Text section:
- - -

Personally I know that without the media (and the movie) I would never have bothered to read the first book. I've only read Book 1 and really wasn't interested enough to read any of the others

First of all, it sold somewhere around 8.5-9 million copies in the first 24 hours between the UK, Canada, and the US. This is still an incredible block-buster, but it is certainly not 30 million copies in 24 hours.

Second, the books are decent. I would not call them literature, but they are a relatively fun read, particularly when it is something you can share and discuss with your children. If I didn't have kids absolutely thrilled by Harry Potter I don't know if I'd be so familiar with the entire series.

Third, the HP books have lead to an increased interest in books by kids in an age of computer games and electronic overload (not increased "literacy"). People have actually spent time and money studying this. I don't think the credit lies entirely with HP, but I do know children whose interest in books does track directly back to the first couple of HP books.

Finally, I don't think JK Rowling is a great writer, nor that it is all that original an idea or story, but my shelves are full of books that would fall into the same category. The idea that she is "subverting" fantasy or that she didn't recognize HP as "fantasy" is well, silly. I personally think she needs much better editing, but would you want to be the editor that pisses off the author that can sell 9 million books in the opening 24 hours?

Anyway, more fuel for the fire ...

Patrick
 

Gaiman gives some perspective into the whole deal.

Er, dunno. I read the Time article and thought it was astonishingly badly written and worse researched. The bit that puzzled me the most was that I remembered interviews with Ms. Rowling where she loved the Narnia books (it was a few seconds of Googling to find a 1998 Telegraph interview where she says, "Even now, if I was in a room with one of the Narnia books I would pick it up like a shot and re-read it.") as opposed to the Time version of 'Rowling has never finished The Lord of the Rings. She hasn't even read all of C.S. Lewis' Narnia novels, which her books get compared to a lot. There's something about Lewis' sentimentality about children that gets on her nerves.'

The version of the history of "fantasy" that the article's writer paints is utter bollocks, and I assume Terry decided that needed to be said. I didn't see it as a swipe at Ms Rowling, though, but as a swipe against lazy journalists -- but "Pratchett Anger At Shoddy Journalism" is a much less exciting headline than the one the BBC came up with.

(I remember when Terry said some very sensible and good-natured things about the power of fantasy at the Carnegie Medals (in this speech, read it first), the headlines were all along the lines of "Pratchett takes swipe at Rowling, Tolkien" [here's an example].)

Mostly what it makes me think of is the poem in Kingsley Amis and Robert Conquest's NEW MAPS OF HELL, which went, from memory,

"SF's no good!" they bellow till we're deaf.
"But this is good." "Well, then it's not SF."

And it's an odd double-standard that applies to all genre work as much as to SF. It's always been easier for journalists to go for the black and white simplicities of beginning with the assumption that the entire body of SF (or Fantasy, or Comics, or Horror, or whatever the area is under discussion) is and always has been fundamentally without merit -- which means that if you like someone's work, whether it's J.G. Ballard or Bill Gibson or Peter Straub or Alan Moore or Susanna Clarke or J.K. Rowling -- or Terry Pratchett -- it's easier simply to depict them as not being part of that subset. I'm not sure that writing letters to the Times will ever fix that, though.

- - -

Information provided:
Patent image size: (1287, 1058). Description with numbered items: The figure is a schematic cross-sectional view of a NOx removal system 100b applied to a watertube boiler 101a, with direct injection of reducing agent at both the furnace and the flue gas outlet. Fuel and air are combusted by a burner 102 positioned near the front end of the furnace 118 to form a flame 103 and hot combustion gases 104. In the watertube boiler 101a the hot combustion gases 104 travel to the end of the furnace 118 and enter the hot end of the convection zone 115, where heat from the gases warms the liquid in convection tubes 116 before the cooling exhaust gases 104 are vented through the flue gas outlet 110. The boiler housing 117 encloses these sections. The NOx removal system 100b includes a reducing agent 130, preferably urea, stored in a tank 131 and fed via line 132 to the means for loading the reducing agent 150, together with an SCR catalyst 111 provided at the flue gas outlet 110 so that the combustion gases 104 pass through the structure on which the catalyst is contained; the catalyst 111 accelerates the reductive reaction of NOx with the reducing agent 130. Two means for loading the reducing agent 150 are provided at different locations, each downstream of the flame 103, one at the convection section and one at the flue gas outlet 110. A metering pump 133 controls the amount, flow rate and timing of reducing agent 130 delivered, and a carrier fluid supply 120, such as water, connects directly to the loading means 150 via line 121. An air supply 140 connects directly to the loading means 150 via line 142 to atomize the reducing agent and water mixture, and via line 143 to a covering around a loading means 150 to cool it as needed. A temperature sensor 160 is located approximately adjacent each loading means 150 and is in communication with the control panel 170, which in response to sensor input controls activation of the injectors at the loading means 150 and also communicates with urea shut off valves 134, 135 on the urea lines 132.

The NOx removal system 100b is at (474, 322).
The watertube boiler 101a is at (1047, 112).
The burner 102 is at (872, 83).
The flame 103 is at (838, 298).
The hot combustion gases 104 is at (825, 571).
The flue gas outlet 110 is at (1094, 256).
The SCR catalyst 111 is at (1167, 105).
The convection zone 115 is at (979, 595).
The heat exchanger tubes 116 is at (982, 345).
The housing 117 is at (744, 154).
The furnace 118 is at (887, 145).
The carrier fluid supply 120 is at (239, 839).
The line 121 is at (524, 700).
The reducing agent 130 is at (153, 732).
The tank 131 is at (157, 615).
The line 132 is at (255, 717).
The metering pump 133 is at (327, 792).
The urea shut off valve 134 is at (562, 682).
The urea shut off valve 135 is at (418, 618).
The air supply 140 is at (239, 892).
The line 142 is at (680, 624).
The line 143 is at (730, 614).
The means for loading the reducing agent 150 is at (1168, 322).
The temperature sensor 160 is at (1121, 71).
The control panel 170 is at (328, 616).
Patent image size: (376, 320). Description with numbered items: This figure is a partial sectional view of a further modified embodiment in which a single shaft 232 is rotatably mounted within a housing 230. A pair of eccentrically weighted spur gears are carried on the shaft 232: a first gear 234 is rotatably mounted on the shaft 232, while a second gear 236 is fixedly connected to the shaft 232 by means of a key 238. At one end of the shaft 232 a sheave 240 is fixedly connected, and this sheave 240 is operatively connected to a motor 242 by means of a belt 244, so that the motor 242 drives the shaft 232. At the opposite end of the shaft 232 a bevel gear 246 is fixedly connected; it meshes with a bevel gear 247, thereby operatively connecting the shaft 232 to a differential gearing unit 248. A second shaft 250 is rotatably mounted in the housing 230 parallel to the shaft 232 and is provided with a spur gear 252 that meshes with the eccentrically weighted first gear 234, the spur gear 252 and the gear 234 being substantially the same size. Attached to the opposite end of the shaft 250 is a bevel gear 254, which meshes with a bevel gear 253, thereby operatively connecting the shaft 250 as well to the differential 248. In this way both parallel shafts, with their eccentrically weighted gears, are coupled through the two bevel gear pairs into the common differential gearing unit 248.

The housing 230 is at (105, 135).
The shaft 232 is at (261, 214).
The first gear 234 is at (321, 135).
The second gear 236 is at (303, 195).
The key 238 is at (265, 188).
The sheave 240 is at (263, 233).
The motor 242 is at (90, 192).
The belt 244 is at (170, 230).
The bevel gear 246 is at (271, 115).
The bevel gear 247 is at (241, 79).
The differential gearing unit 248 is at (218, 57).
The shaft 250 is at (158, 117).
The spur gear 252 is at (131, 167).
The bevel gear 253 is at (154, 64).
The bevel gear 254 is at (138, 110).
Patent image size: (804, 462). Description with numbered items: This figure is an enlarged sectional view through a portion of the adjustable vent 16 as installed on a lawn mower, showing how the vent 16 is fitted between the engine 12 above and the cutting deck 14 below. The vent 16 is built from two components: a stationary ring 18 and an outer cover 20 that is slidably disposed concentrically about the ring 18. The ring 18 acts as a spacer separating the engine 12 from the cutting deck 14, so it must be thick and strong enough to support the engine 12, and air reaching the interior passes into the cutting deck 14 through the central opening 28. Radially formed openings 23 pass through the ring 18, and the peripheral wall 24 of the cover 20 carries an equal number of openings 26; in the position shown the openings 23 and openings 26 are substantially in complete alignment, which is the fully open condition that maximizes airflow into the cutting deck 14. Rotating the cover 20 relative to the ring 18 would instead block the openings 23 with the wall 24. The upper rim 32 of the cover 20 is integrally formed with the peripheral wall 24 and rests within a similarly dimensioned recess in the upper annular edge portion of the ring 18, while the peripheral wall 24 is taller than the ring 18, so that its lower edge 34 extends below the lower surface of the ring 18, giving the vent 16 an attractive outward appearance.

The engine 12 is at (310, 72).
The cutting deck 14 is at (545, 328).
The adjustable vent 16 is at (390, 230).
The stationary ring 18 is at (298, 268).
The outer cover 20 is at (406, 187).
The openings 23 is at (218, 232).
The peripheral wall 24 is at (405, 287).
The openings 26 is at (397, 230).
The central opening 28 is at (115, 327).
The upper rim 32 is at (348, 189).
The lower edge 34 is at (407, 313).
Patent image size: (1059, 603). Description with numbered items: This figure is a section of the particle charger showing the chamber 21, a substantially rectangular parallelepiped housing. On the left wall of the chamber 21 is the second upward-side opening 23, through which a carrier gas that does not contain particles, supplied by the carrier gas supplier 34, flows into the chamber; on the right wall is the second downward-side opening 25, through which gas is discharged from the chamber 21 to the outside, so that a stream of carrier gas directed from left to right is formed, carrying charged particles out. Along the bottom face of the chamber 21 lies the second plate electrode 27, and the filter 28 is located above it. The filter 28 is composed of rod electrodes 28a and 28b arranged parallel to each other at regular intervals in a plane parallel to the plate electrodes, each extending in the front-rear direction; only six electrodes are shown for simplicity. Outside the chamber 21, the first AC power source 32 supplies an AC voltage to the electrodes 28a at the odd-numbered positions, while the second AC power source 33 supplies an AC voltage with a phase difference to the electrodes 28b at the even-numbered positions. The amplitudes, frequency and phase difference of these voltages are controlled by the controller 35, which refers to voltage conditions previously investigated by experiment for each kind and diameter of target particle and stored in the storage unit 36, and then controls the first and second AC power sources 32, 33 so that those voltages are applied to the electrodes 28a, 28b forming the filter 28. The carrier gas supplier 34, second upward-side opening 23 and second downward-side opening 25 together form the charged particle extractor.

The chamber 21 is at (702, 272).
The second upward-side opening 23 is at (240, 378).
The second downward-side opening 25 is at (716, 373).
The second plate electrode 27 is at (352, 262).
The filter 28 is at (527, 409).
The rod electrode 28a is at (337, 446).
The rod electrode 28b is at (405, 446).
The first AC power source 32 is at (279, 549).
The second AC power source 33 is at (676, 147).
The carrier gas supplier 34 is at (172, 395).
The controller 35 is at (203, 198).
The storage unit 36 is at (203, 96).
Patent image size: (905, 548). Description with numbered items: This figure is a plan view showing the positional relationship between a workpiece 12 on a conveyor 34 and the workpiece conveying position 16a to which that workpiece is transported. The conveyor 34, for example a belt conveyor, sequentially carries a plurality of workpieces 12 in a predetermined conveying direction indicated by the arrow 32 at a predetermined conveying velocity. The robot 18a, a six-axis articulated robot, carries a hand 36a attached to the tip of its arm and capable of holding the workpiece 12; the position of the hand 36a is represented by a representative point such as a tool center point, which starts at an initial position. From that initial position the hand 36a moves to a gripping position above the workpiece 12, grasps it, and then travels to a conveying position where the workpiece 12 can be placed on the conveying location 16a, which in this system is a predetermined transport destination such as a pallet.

- - -

Objectives:
- a) Please reproduce the Harry Potter discussion from "Third, the HP" to "of HP books.", changing "computer games" to "video games".
- b) According to the Harry Potter discussion, about how many copies were sold in the first 24 hours across the UK, Canada, and the US?

Results:
- a)
Third, the HP books have lead to an increased interest in books by kids in an age of video games and electronic overload (not increased "literacy"). People have actually spent time and money studying this. I don't think the credit lies entirely with HP, but I do know children whose interest in books does track directly back to the first couple of HP books.

- b) Somewhere around 8.5 to 9 million copies.